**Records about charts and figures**
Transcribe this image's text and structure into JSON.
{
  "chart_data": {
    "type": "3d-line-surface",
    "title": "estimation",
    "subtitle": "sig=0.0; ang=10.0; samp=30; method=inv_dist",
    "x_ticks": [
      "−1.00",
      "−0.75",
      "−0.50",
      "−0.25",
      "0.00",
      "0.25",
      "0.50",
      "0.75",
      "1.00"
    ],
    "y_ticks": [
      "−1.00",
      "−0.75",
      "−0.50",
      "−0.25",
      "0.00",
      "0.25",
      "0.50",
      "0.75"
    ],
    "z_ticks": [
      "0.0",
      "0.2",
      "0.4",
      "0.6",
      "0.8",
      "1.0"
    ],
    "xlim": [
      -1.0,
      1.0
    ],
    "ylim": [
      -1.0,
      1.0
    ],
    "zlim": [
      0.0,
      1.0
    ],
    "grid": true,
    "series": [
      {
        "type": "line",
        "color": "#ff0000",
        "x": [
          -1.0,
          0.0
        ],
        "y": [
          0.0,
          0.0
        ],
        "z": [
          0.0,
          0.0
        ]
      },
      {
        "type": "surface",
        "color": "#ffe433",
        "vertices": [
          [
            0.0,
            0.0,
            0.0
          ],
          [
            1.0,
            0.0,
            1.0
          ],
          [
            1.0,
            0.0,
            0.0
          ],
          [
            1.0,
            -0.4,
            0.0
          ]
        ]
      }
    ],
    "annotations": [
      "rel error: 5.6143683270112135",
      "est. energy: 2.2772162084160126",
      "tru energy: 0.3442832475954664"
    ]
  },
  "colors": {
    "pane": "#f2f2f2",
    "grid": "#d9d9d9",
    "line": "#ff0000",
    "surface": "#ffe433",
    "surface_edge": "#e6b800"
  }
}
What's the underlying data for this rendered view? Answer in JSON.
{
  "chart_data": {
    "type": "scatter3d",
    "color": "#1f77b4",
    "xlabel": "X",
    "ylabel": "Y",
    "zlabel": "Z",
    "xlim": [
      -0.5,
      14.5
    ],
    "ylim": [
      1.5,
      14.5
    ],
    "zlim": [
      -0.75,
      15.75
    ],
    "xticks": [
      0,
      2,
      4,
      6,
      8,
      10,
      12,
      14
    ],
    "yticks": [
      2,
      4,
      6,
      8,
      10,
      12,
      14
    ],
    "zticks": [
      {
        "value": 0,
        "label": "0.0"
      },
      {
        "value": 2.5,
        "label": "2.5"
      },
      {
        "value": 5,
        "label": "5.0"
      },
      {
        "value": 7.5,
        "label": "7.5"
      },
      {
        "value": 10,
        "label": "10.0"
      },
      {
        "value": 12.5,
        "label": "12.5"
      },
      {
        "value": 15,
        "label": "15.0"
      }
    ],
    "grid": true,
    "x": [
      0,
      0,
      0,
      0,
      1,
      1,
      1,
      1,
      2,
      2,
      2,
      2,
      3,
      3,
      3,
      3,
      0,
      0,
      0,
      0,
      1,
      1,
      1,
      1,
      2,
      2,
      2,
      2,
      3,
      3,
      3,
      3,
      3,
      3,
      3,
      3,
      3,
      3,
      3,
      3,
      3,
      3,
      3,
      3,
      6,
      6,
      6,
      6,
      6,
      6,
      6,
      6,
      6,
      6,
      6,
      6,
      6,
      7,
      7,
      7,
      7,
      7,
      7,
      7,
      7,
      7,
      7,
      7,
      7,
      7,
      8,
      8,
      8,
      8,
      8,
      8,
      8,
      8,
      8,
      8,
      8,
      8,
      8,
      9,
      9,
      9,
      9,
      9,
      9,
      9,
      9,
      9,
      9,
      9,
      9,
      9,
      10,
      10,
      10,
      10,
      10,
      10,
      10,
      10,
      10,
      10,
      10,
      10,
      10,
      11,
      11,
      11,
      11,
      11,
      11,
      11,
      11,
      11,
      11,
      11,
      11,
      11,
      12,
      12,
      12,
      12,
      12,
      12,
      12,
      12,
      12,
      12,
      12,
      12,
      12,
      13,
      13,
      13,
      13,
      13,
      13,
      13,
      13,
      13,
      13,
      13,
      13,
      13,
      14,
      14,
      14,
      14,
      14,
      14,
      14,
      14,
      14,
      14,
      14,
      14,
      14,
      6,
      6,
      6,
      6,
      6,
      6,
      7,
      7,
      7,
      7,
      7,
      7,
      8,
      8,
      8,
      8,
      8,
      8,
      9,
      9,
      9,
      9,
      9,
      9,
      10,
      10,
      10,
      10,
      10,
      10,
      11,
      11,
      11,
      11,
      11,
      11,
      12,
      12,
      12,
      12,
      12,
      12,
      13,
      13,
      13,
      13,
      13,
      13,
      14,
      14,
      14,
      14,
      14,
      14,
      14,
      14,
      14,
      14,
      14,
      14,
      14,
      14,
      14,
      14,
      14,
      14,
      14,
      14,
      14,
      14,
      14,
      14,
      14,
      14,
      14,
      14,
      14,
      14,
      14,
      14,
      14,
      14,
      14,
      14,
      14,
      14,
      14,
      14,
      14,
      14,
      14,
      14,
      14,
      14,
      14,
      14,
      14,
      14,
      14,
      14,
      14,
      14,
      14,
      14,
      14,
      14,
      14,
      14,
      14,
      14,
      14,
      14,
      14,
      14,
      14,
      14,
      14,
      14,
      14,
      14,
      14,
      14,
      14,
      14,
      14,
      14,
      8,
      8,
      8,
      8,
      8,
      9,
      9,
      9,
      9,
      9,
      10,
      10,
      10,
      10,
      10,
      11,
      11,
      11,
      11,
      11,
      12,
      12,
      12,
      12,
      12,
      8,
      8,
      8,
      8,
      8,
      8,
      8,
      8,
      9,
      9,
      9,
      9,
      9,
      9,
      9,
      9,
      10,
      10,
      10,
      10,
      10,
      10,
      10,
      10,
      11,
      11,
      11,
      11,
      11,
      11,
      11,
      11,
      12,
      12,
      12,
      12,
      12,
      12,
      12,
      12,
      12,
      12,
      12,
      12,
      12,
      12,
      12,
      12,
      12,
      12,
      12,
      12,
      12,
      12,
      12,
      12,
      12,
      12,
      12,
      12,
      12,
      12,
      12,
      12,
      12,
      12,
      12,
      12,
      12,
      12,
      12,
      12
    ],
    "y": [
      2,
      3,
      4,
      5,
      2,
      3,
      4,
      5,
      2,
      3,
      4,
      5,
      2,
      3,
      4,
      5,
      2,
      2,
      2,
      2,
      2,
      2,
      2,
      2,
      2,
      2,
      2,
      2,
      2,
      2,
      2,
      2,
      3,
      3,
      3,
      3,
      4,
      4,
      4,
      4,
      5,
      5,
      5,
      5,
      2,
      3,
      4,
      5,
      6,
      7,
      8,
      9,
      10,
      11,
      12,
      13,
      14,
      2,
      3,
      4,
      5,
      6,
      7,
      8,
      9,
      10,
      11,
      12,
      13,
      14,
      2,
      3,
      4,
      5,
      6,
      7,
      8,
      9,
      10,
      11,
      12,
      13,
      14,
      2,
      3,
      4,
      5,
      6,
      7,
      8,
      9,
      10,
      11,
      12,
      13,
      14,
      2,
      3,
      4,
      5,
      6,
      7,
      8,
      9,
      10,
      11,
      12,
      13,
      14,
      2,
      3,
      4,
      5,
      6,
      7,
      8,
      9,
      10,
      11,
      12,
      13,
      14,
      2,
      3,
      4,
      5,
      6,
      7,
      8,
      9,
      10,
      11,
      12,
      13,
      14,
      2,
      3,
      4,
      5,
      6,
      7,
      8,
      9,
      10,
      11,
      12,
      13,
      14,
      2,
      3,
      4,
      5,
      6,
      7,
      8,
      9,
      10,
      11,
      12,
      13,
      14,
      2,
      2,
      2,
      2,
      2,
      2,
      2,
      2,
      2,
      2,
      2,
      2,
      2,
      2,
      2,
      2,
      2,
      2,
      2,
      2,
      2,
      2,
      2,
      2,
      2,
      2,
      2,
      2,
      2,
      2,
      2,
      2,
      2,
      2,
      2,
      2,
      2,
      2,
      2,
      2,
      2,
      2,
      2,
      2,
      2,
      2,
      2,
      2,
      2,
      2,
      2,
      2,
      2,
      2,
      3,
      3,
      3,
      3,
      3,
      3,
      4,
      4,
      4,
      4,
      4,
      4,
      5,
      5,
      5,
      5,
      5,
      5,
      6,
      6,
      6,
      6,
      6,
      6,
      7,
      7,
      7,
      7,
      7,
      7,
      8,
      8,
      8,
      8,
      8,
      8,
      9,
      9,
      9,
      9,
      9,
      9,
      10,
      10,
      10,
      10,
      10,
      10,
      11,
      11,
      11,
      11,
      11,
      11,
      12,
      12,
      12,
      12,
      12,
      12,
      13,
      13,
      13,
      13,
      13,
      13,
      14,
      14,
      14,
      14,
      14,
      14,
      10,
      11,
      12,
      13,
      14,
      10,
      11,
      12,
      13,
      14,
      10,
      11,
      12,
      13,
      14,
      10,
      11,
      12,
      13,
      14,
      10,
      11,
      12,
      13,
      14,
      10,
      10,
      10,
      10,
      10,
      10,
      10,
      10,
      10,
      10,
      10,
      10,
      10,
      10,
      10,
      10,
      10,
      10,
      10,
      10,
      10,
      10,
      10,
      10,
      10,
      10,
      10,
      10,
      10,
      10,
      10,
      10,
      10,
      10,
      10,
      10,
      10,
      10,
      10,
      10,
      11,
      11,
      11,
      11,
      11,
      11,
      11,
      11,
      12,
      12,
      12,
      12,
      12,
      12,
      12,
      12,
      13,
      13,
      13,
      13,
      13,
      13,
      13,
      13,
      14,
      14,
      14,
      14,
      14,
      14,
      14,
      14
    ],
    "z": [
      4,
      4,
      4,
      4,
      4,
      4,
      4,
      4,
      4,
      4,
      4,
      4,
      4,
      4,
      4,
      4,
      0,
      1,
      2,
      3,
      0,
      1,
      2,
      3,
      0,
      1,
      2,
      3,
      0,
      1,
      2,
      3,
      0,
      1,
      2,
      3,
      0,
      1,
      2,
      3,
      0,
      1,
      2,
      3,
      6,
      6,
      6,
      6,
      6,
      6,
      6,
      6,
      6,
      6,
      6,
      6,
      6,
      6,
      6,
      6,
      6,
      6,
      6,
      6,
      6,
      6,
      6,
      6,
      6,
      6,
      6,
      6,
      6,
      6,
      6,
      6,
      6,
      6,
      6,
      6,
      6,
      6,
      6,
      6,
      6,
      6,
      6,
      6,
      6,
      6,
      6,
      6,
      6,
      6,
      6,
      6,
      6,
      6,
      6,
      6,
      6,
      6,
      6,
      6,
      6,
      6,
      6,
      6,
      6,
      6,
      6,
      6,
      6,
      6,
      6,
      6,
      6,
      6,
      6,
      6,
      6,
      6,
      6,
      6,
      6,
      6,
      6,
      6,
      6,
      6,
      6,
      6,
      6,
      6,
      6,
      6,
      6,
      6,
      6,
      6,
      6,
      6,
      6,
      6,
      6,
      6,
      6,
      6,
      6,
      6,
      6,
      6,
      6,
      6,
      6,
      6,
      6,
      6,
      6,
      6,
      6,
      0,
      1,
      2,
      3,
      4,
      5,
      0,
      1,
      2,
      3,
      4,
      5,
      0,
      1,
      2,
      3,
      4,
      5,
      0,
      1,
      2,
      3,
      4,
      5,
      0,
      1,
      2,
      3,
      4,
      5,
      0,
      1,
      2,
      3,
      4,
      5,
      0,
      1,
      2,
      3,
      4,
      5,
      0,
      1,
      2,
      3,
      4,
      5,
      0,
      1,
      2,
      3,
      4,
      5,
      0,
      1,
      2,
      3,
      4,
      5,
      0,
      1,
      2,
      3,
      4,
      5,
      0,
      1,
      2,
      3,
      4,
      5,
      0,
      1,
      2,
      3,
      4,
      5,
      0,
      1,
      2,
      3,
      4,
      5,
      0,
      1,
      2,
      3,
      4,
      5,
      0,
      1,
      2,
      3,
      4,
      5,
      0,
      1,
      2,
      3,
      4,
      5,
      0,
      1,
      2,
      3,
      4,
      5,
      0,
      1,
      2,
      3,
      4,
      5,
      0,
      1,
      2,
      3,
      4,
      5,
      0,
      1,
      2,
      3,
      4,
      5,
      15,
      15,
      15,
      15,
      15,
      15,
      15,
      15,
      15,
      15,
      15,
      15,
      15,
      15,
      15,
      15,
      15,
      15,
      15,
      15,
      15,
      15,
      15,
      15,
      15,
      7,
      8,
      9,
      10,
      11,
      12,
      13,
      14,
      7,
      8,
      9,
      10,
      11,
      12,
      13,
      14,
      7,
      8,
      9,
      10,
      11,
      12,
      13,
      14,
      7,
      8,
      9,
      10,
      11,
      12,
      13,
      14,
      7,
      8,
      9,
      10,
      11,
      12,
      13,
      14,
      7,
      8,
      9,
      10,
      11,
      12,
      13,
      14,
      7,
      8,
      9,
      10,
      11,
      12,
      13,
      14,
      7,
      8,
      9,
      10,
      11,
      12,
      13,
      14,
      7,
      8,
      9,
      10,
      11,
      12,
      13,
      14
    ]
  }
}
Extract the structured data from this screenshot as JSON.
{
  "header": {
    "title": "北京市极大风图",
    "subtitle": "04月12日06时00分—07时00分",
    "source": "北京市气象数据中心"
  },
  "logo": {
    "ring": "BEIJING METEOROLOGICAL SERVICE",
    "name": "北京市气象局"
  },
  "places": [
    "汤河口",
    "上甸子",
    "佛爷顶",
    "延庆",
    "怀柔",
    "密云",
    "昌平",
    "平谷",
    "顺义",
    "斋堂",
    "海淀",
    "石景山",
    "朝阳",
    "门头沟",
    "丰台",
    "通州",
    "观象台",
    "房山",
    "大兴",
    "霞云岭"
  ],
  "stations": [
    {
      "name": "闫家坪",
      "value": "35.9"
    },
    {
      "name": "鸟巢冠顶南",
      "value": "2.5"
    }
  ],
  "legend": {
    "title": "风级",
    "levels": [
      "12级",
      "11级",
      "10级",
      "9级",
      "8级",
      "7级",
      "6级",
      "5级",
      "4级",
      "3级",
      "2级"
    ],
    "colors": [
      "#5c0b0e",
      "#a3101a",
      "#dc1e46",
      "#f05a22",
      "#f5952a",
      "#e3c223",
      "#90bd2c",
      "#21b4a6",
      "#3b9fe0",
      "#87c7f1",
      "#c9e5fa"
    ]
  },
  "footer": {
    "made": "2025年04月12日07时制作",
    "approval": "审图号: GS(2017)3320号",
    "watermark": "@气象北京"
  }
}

**What to do**
List each line of the entries that holds the string "JSON".

**Expected output**
Transcribe this image's text and structure into JSON.
What's the underlying data for this rendered view? Answer in JSON.
Extract the structured data from this screenshot as JSON.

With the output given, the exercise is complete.